* Start SOURCE DATA *
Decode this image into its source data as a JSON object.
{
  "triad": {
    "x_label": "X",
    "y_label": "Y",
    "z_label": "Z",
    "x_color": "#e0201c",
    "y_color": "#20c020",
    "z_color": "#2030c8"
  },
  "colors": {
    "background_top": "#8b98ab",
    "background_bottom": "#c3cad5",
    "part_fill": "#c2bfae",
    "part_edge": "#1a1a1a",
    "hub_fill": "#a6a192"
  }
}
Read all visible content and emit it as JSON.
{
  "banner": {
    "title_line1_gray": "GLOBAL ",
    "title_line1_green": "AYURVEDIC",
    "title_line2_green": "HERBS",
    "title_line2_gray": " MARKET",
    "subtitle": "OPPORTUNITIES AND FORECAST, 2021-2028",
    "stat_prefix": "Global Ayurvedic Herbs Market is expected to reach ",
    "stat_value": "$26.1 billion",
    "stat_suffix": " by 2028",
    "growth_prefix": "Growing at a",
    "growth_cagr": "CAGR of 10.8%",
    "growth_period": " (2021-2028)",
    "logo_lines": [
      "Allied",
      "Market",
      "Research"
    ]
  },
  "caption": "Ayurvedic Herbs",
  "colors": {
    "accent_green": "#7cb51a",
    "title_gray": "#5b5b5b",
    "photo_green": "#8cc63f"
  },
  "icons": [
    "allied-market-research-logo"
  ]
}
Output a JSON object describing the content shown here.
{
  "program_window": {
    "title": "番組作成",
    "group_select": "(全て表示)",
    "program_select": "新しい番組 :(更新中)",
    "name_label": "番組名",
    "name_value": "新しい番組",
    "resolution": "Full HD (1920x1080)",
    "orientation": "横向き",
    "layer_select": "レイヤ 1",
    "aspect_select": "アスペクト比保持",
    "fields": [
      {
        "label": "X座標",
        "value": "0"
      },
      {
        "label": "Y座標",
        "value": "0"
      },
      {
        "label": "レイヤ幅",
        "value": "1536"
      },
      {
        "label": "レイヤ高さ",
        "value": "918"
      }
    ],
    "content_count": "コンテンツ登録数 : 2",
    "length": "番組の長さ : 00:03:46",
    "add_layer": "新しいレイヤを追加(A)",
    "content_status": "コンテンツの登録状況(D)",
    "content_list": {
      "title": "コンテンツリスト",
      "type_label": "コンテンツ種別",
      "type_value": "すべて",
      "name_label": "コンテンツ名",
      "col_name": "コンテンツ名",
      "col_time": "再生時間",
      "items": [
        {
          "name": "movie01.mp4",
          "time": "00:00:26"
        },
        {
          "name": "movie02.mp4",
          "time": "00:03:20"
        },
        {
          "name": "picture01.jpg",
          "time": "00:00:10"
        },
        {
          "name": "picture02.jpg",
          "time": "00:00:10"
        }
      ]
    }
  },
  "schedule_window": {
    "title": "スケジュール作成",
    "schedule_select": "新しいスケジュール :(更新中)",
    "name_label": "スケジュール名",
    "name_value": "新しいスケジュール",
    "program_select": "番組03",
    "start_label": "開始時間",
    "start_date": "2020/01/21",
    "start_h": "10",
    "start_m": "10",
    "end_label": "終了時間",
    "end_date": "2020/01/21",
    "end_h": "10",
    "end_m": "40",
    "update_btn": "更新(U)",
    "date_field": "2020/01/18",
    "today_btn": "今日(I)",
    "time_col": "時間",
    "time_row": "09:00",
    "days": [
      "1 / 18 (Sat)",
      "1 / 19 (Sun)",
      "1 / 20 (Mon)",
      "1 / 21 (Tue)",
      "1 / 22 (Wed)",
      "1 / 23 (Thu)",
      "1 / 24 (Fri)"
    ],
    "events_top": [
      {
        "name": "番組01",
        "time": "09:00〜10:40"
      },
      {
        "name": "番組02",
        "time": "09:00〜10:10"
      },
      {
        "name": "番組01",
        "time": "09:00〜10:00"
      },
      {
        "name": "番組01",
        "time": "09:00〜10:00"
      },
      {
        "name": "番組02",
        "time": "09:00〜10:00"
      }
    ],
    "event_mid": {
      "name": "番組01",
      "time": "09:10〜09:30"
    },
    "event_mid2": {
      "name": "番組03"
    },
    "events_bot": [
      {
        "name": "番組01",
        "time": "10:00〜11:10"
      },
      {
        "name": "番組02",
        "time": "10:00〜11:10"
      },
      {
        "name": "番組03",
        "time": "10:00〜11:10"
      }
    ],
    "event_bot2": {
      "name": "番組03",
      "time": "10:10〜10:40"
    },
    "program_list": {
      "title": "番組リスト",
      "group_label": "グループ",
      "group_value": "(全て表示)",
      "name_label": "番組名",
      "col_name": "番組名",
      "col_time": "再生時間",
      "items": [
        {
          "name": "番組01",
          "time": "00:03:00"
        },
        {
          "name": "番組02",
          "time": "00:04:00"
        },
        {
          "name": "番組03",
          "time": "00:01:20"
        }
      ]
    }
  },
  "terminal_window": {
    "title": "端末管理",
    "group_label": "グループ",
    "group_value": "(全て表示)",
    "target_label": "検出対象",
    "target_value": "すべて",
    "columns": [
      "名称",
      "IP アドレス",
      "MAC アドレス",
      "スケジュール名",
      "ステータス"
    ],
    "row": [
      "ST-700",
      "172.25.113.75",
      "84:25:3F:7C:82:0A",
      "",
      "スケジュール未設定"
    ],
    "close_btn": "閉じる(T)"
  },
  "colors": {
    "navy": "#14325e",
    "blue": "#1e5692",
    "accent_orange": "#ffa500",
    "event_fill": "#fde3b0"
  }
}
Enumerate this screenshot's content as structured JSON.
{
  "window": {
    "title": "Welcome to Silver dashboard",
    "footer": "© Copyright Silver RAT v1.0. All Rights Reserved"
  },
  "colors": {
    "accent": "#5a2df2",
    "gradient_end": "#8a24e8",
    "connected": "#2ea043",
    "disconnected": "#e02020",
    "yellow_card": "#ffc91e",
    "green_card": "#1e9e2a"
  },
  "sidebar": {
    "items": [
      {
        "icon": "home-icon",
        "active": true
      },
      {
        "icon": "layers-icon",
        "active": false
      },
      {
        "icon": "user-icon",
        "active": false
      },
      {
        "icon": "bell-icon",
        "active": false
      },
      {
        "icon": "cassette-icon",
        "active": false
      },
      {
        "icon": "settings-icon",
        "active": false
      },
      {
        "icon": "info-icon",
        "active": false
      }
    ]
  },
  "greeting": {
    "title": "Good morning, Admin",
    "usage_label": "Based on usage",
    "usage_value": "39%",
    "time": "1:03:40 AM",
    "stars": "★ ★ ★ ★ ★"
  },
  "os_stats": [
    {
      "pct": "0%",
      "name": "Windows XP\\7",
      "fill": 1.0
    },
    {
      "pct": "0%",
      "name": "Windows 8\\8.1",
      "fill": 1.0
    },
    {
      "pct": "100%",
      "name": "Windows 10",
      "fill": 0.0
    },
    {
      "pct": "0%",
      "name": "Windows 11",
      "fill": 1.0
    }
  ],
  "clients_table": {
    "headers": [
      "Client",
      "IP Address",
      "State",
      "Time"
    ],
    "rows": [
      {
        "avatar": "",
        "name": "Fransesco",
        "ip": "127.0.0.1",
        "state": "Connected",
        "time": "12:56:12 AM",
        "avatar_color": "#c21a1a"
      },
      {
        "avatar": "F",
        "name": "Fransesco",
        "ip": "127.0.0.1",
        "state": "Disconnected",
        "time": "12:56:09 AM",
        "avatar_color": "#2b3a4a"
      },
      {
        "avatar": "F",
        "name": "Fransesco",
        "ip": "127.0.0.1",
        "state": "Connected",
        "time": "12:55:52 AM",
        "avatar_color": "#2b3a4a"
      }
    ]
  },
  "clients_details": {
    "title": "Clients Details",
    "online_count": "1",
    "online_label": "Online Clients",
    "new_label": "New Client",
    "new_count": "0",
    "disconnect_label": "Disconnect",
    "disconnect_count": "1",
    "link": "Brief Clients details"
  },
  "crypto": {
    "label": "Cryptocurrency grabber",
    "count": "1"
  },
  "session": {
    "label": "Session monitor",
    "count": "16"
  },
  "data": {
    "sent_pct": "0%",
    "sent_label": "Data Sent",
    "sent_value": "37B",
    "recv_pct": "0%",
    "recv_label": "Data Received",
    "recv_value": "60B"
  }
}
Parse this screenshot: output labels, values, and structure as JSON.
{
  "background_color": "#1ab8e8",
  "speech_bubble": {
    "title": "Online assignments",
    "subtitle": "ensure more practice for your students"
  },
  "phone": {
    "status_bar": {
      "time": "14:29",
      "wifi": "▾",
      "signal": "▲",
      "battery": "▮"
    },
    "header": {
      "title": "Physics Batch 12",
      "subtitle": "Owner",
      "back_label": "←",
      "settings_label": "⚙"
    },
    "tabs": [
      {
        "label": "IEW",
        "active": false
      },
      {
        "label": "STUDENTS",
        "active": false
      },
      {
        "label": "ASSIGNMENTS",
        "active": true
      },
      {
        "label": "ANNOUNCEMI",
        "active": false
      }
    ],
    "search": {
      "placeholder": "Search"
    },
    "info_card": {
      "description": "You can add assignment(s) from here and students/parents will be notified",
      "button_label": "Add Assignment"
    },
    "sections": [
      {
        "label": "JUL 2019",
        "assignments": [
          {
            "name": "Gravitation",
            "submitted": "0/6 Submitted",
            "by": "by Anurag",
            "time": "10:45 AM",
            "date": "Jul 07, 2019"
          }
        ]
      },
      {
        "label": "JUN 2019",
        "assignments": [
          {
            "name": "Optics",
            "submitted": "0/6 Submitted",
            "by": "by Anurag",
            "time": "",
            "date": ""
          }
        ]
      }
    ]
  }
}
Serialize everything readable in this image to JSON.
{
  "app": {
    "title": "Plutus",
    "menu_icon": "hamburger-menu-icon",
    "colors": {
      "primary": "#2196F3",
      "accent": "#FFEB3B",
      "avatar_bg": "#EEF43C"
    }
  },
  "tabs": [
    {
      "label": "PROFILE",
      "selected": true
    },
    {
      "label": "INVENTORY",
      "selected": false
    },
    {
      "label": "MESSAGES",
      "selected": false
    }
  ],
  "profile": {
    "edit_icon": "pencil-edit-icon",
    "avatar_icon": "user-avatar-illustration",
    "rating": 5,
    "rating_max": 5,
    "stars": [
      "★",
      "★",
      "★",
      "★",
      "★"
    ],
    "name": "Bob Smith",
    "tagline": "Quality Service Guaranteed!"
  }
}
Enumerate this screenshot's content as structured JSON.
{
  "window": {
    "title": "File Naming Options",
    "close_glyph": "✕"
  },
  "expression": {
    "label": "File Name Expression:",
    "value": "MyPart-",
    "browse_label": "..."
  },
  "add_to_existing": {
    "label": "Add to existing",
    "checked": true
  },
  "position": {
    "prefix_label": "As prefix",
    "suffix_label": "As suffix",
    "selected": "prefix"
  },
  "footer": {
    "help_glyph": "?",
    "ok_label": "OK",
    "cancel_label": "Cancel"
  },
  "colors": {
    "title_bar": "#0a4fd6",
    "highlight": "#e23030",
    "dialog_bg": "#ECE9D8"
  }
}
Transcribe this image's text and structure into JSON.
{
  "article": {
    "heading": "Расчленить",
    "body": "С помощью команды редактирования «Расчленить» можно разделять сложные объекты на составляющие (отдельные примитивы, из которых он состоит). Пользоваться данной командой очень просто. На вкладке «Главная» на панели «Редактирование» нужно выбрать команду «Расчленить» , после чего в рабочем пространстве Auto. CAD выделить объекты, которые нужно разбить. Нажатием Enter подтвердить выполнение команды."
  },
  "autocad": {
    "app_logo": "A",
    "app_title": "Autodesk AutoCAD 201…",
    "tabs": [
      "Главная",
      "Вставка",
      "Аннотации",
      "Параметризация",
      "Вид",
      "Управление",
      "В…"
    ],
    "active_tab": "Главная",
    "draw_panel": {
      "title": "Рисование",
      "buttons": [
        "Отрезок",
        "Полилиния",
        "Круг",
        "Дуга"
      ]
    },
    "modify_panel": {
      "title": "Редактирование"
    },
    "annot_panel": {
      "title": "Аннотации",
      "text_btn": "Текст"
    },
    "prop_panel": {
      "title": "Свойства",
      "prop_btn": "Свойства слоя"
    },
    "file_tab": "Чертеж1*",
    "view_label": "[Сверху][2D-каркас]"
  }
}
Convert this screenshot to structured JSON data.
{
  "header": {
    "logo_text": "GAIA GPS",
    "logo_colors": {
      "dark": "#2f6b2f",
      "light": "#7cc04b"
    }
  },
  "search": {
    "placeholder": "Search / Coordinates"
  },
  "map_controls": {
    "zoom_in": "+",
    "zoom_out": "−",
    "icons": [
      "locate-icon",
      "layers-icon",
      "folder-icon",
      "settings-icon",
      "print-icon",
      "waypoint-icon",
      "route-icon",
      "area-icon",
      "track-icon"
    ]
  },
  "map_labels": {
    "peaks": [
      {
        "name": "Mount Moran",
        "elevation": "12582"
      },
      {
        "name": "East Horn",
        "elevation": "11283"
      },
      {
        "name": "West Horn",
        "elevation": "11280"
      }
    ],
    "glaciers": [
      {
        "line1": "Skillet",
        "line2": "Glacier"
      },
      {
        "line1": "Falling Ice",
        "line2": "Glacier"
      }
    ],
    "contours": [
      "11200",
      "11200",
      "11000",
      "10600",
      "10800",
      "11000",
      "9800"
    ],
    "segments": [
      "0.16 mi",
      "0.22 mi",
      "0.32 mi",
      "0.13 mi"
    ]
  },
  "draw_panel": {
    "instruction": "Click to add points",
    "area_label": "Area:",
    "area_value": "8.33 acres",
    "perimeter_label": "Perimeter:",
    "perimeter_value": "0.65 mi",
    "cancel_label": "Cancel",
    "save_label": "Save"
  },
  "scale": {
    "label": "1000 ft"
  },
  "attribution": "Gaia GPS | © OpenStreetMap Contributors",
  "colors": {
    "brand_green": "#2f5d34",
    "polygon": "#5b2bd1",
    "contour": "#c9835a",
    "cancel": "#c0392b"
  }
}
* End SOURCE DATA *
• [TASK TO CARRY OUT]: How many lines in the records above hold the word "placeholder"? Give only the number.

• [RESPONSE TO THIS EXERCISE]: 2